Gavriel Savit Author Essay
The Power of Storytelling
I’m ashamed to say that in my early adulthood, I sort of forgot how to read. Not literally, of course— I am, after all, a writer. I’m usually drowning in research and nonfiction. What I mean is that I forgot how to read like a kid— how to get lost in a tale.
I can cite any number of excuses, and most of them are true: it’s hard to concentrate on your own nascent story when you’re swimming in one that’s already finished; there’s always more work to be done; smartphones are dark sorcery that feast on your time and attention.
But there’s always a valid reason not to. The trick is in finding the reason to do it anyway.

= MATERIAL SHOWN =
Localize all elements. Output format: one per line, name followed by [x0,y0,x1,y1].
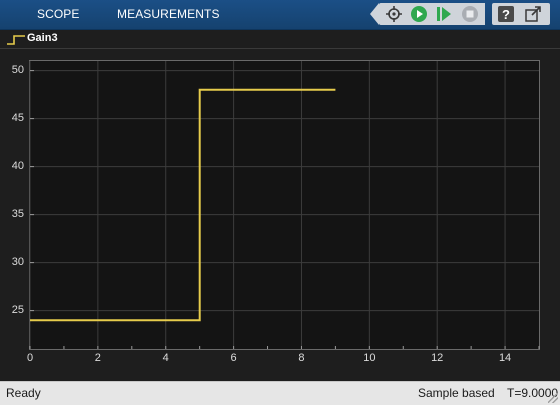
x-tick-label: 0 [26,352,34,364]
x-tick-label: 6 [230,352,237,364]
y-tick-label: 40 [11,159,24,172]
x-tick-label: 8 [298,352,305,364]
status-state: Ready [6,386,41,400]
y-tick-label: 45 [11,111,24,124]
status-bar: Ready Sample based T=9.0000 [0,381,560,405]
resize-grip[interactable] [548,393,558,403]
y-tick-label: 25 [11,303,24,316]
scope-plot [29,61,540,349]
y-tick-label: 35 [11,207,24,220]
x-tick-label: 12 [431,352,444,364]
x-tick-label: 10 [363,352,376,364]
status-mode: Sample based [418,386,495,400]
x-tick-label: 4 [162,352,169,364]
y-tick-label: 30 [11,255,24,268]
x-tick-label: 2 [94,352,101,364]
series-line-gain3 [30,88,336,322]
x-tick-label: 14 [498,352,512,364]
y-tick-label: 50 [11,63,24,76]
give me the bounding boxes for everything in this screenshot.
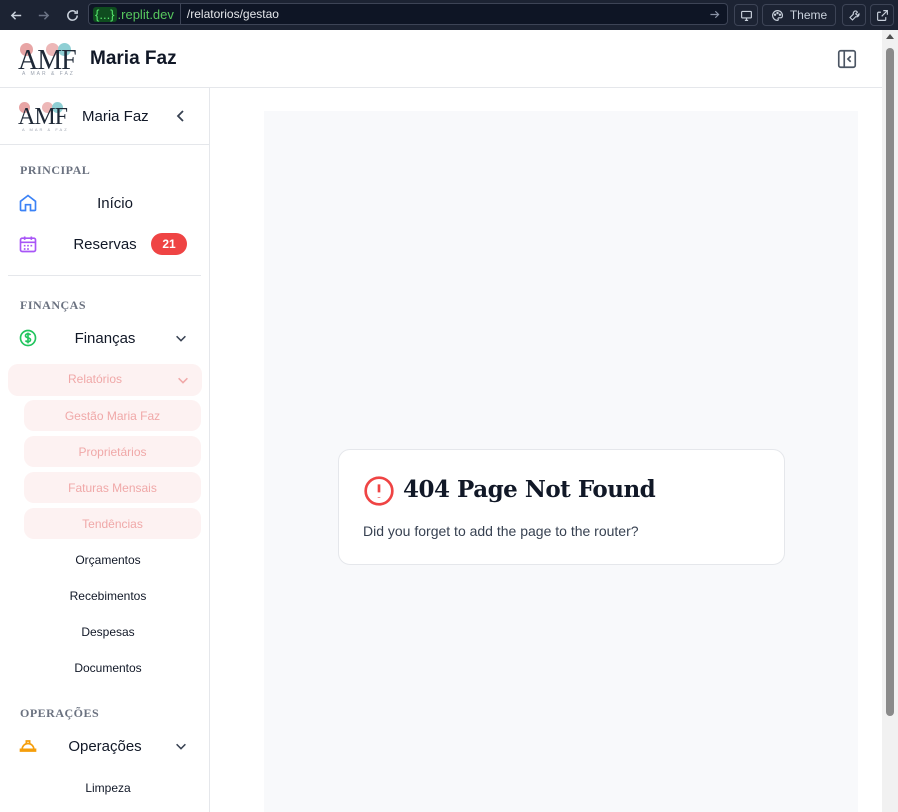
helmet-icon <box>19 740 37 752</box>
sidebar-item-faturas[interactable]: Faturas Mensais <box>24 472 201 503</box>
dollar-circle-icon <box>19 329 37 347</box>
back-arrow-icon[interactable] <box>5 4 27 26</box>
url-domain: {...} .replit.dev <box>89 3 181 25</box>
theme-label: Theme <box>789 8 828 22</box>
sidebar-item-label: Finanças <box>74 329 136 347</box>
sidebar-item-inicio[interactable]: Início <box>8 185 202 221</box>
chevron-down-icon <box>178 377 188 384</box>
sidebar-brand: AMF A MAR & FAZ Maria Faz <box>0 88 209 145</box>
sidebar-item-label: Relatórios <box>67 372 123 386</box>
chevron-left-icon[interactable] <box>173 108 189 124</box>
scroll-thumb[interactable] <box>886 48 894 716</box>
main-content: 404 Page Not Found Did you forget to add… <box>264 111 858 812</box>
sidebar-divider <box>8 275 201 276</box>
chevron-down-icon[interactable] <box>174 739 188 753</box>
external-link-icon[interactable] <box>870 4 894 26</box>
section-label-operacoes: OPERAÇÕES <box>20 706 100 720</box>
sidebar-item-recebimentos[interactable]: Recebimentos <box>16 584 200 608</box>
header-title: Maria Faz <box>90 47 177 69</box>
forward-arrow-icon[interactable] <box>32 4 54 26</box>
sidebar-item-orcamentos[interactable]: Orçamentos <box>16 548 200 572</box>
not-found-card: 404 Page Not Found Did you forget to add… <box>338 449 785 565</box>
url-path: /relatorios/gestao <box>186 7 279 21</box>
section-label-financas: FINANÇAS <box>20 298 87 312</box>
home-icon <box>19 194 37 212</box>
sidebar-item-financas[interactable]: Finanças <box>8 320 202 356</box>
url-bar[interactable]: {...} .replit.dev /relatorios/gestao <box>88 3 728 25</box>
theme-button[interactable]: Theme <box>762 4 836 26</box>
section-label-principal: PRINCIPAL <box>20 163 91 177</box>
sidebar-item-tendencias[interactable]: Tendências <box>24 508 201 539</box>
sidebar-collapse-icon[interactable] <box>836 48 858 70</box>
sidebar-item-despesas[interactable]: Despesas <box>16 620 200 644</box>
sidebar-item-documentos[interactable]: Documentos <box>16 656 200 680</box>
sidebar-brand-name: Maria Faz <box>82 107 149 125</box>
sidebar-item-proprietarios[interactable]: Proprietários <box>24 436 201 467</box>
reservas-count-badge: 21 <box>151 233 187 255</box>
sidebar-item-gestao[interactable]: Gestão Maria Faz <box>24 400 201 431</box>
browser-toolbar: {...} .replit.dev /relatorios/gestao Them… <box>0 0 898 30</box>
sidebar-item-label: Operações <box>68 737 142 755</box>
monitor-icon[interactable] <box>734 4 758 26</box>
sidebar-item-reservas[interactable]: Reservas 21 <box>8 226 202 262</box>
url-domain-badge: {...} <box>93 6 117 22</box>
reload-icon[interactable] <box>61 4 83 26</box>
sidebar-item-limpeza[interactable]: Limpeza <box>16 776 200 800</box>
url-domain-text: .replit.dev <box>117 6 174 22</box>
sidebar-item-relatorios[interactable]: Relatórios <box>8 364 202 396</box>
palette-icon <box>771 9 783 21</box>
sidebar-item-label: Início <box>97 194 133 212</box>
header-logo: AMF A MAR & FAZ <box>18 42 78 77</box>
alert-circle-icon <box>364 476 394 506</box>
wrench-icon[interactable] <box>842 4 866 26</box>
page-scrollbar[interactable] <box>882 30 898 812</box>
sidebar-logo-subtitle: A MAR & FAZ <box>22 127 69 132</box>
app-header: AMF A MAR & FAZ Maria Faz <box>0 30 882 88</box>
error-message: Did you forget to add the page to the ro… <box>363 523 639 539</box>
logo-subtitle: A MAR & FAZ <box>22 70 75 77</box>
sidebar-logo: AMF A MAR & FAZ <box>18 102 70 132</box>
scroll-up-icon[interactable] <box>886 34 894 39</box>
chevron-down-icon[interactable] <box>174 331 188 345</box>
go-arrow-icon[interactable] <box>708 8 721 26</box>
calendar-icon <box>19 236 37 253</box>
sidebar-item-operacoes[interactable]: Operações <box>8 728 202 764</box>
sidebar-item-label: Reservas <box>73 235 137 253</box>
error-title: 404 Page Not Found <box>403 476 656 503</box>
sidebar: AMF A MAR & FAZ Maria Faz PRINCIPAL Iníc… <box>0 88 210 812</box>
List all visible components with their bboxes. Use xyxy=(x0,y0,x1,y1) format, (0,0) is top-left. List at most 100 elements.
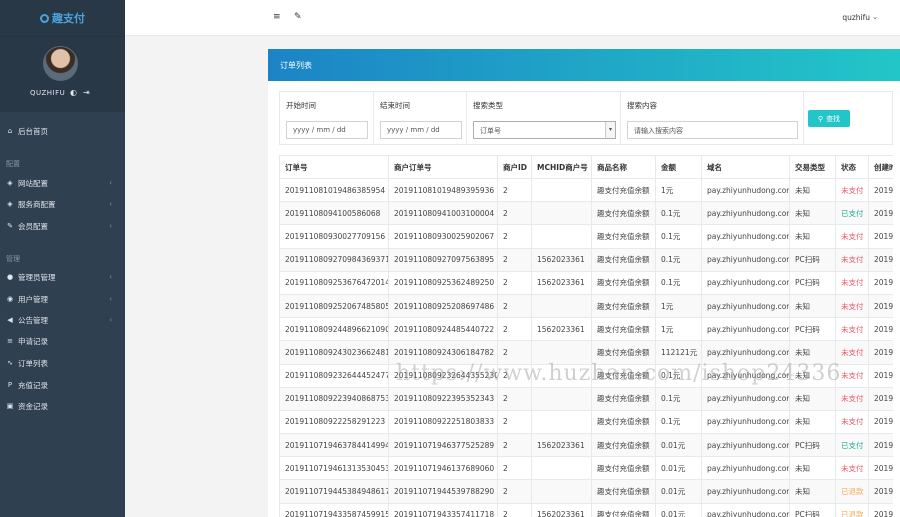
avatar[interactable] xyxy=(43,46,78,81)
sidebar-item-member-config[interactable]: ✎ 会员配置 ‹ xyxy=(6,218,122,234)
sidebar-item-label: 网站配置 xyxy=(18,178,48,188)
table-cell: 0.1元 xyxy=(655,201,702,226)
column-header[interactable]: MCHID商户号 xyxy=(531,155,592,179)
table-row[interactable]: 20191108092536764720​14 20191108092536248… xyxy=(279,270,893,295)
table-cell: pay.zhiyunhudong.com xyxy=(701,456,790,481)
user-icon: ● xyxy=(6,273,14,281)
brand[interactable]: 趣支付 xyxy=(0,0,125,36)
table-cell: pay.zhiyunhudong.com xyxy=(701,363,790,388)
search-type-label: 搜索类型 xyxy=(473,101,503,110)
table-row[interactable]: 20191108092225829122​3 201911080922251803… xyxy=(279,409,893,435)
table-cell: pay.zhiyunhudong.com xyxy=(701,340,790,365)
column-header[interactable]: 商户订单号 xyxy=(388,155,498,179)
table-cell: 20191108092709756389​5 xyxy=(388,247,498,272)
search-type-group: 搜索类型 订单号 ▾ xyxy=(467,92,621,144)
table-row[interactable]: 20191108092448966210​90 20191108092448544… xyxy=(279,317,893,342)
table-cell: 趣支付充值余额 xyxy=(591,177,656,203)
table-cell: 1元 xyxy=(655,293,702,319)
table-row[interactable]: 20191107194613135304​53 20191107194613768… xyxy=(279,456,893,481)
column-header[interactable]: 金额 xyxy=(655,155,702,179)
table-row[interactable]: 20191107194637844149​94 20191107194637752… xyxy=(279,433,893,458)
order-table-body: 20191108101948638595​4 2019110810194893​9… xyxy=(279,177,893,517)
table-cell: 2019- xyxy=(868,293,893,319)
column-header[interactable]: 商户ID xyxy=(497,155,532,179)
end-date-input[interactable]: yyyy / mm / dd xyxy=(380,121,462,139)
order-table-container[interactable]: 订单号 商户订单号 商户ID MCHID商户号 商品名称 金额 域名 交易类型 … xyxy=(279,155,893,517)
table-row[interactable]: 20191108093002770915​6 201911080930025902… xyxy=(279,224,893,249)
chevron-down-icon[interactable]: ⌄ xyxy=(872,13,878,21)
column-header[interactable]: 状态 xyxy=(835,155,869,179)
table-cell: 20191108094100310000​4 xyxy=(388,201,498,226)
sidebar-item-user-manage[interactable]: ◉ 用户管理 ‹ xyxy=(6,291,122,307)
table-cell: 20191108092430236624​81 xyxy=(279,340,389,365)
table-row[interactable]: 20191108094100586068 20191108094100310000… xyxy=(279,201,893,226)
start-date-input[interactable]: yyyy / mm / dd xyxy=(286,121,368,139)
sidebar-item-fund-records[interactable]: ▣ 资金记录 xyxy=(6,398,122,414)
table-cell: 20191108092326444524​77 xyxy=(279,363,389,388)
logout-icon[interactable]: ⇥ xyxy=(83,88,91,97)
table-cell: 未支付 xyxy=(835,456,869,481)
menu-toggle-icon[interactable]: ≡ xyxy=(273,12,281,22)
sidebar-item-notice-manage[interactable]: ◀ 公告管理 ‹ xyxy=(6,312,122,328)
table-cell: 趣支付充值余额 xyxy=(591,363,656,388)
table-row[interactable]: 20191107194453849486​17 20191107194453978… xyxy=(279,479,893,504)
search-content-input[interactable]: 请输入搜索内容 xyxy=(627,121,798,139)
profile-username: QUZHIFU xyxy=(30,89,66,97)
sidebar-item-site-config[interactable]: ◈ 网站配置 ‹ xyxy=(6,175,122,191)
table-row[interactable]: 20191108092520674858​05 20191108092520869… xyxy=(279,293,893,319)
sidebar-item-recharge-records[interactable]: P 充值记录 xyxy=(6,377,122,393)
table-cell: 未知 xyxy=(789,177,836,203)
sidebar-item-admin-manage[interactable]: ● 管理员管理 ‹ xyxy=(6,269,122,285)
column-header[interactable]: 订单号 xyxy=(279,155,389,179)
table-row[interactable]: 20191108092239408687​53 20191108092239535… xyxy=(279,386,893,411)
table-cell: 0.01元 xyxy=(655,456,702,481)
table-cell: 20191108094100586068 xyxy=(279,201,389,226)
column-header[interactable]: 商品名称 xyxy=(591,155,656,179)
sidebar-item-label: 充值记录 xyxy=(18,380,48,390)
table-row[interactable]: 20191108092430236624​81 20191108092430618… xyxy=(279,340,893,365)
search-form: 开始时间 yyyy / mm / dd 结束时间 yyyy / mm / dd … xyxy=(279,91,893,145)
table-row[interactable]: 20191107194335874599​15 20191107194335741… xyxy=(279,502,893,517)
table-cell: 2019- xyxy=(868,317,893,342)
end-date-label: 结束时间 xyxy=(380,101,410,110)
table-cell: 20191107194335874599​15 xyxy=(279,502,389,517)
tag-icon: ◈ xyxy=(7,179,13,187)
search-content-label: 搜索内容 xyxy=(627,101,657,110)
table-row[interactable]: 20191108092709843693​71 20191108092709756… xyxy=(279,247,893,272)
table-cell: 趣支付充值余额 xyxy=(591,479,656,504)
table-cell: 未知 xyxy=(789,386,836,411)
table-cell: 20191107194613768906​0 xyxy=(388,456,498,481)
table-cell xyxy=(531,386,592,411)
table-cell: 未支付 xyxy=(835,224,869,249)
table-cell: 20191107194637752528​9 xyxy=(388,433,498,458)
sidebar-item-provider-config[interactable]: ◈ 服务商配置 ‹ xyxy=(6,196,122,212)
table-cell: 1562023361 xyxy=(531,502,592,517)
search-button[interactable]: ⚲ 查找 xyxy=(808,110,850,127)
table-row[interactable]: 20191108101948638595​4 2019110810194893​9… xyxy=(279,177,893,203)
table-cell: 0.01元 xyxy=(655,502,702,517)
column-header[interactable]: 交易类型 xyxy=(789,155,836,179)
table-cell: 2 xyxy=(497,247,532,272)
chevron-left-icon: ‹ xyxy=(109,316,112,324)
topbar-username[interactable]: quzhifu xyxy=(842,13,870,22)
table-cell: 2019 xyxy=(868,224,893,249)
sidebar-item-order-list[interactable]: ∿ 订单列表 xyxy=(6,355,122,371)
settings-drop-icon[interactable]: ◐ xyxy=(70,88,78,97)
wrench-icon[interactable]: ✎ xyxy=(294,12,302,22)
list-icon: ≡ xyxy=(7,337,13,345)
table-row[interactable]: 20191108092326444524​77 20191108092326443… xyxy=(279,363,893,388)
table-cell: pay.zhiyunhudong.com xyxy=(701,201,790,226)
table-cell: pay.zhiyunhudong.com xyxy=(701,224,790,249)
end-date-group: 结束时间 yyyy / mm / dd xyxy=(374,92,467,144)
sidebar-item-label: 会员配置 xyxy=(18,221,48,231)
sidebar-item-apply-records[interactable]: ≡ 申请记录 xyxy=(6,333,122,349)
column-header[interactable]: 域名 xyxy=(701,155,790,179)
table-cell: 未知 xyxy=(789,409,836,435)
table-cell: 未知 xyxy=(789,456,836,481)
search-content-group: 搜索内容 请输入搜索内容 xyxy=(621,92,804,144)
sidebar-item-home[interactable]: ⌂ 后台首页 xyxy=(6,123,122,139)
column-header[interactable]: 创建时 xyxy=(868,155,893,179)
wrench-icon: ✎ xyxy=(7,222,13,230)
search-type-select[interactable]: 订单号 ▾ xyxy=(473,121,616,139)
table-cell: 20191108092448544072​2 xyxy=(388,317,498,342)
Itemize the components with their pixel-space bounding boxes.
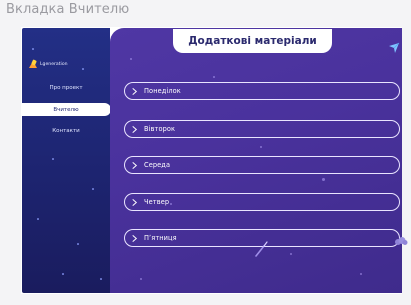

= EXERCISE BRIEF =
Copy out the entire essay passage above about forgetting how to read like a kid, word for word.

= WORKED SOLUTION =
Gavriel Savit Author Essay
The Power of Storytelling
I’m ashamed to say that in my early adulthood, I sort of forgot how to read. Not literally, of course— I am, after all, a writer. I’m usually drowning in research and nonfiction. What I mean is that I forgot how to read like a kid— how to get lost in a tale.
I can cite any number of excuses, and most of them are true: it’s hard to concentrate on your own nascent story when you’re swimming in one that’s already finished; there’s always more work to be done; smartphones are dark sorcery that feast on your time and attention.
But there’s always a valid reason not to. The trick is in finding the reason to do it anyway.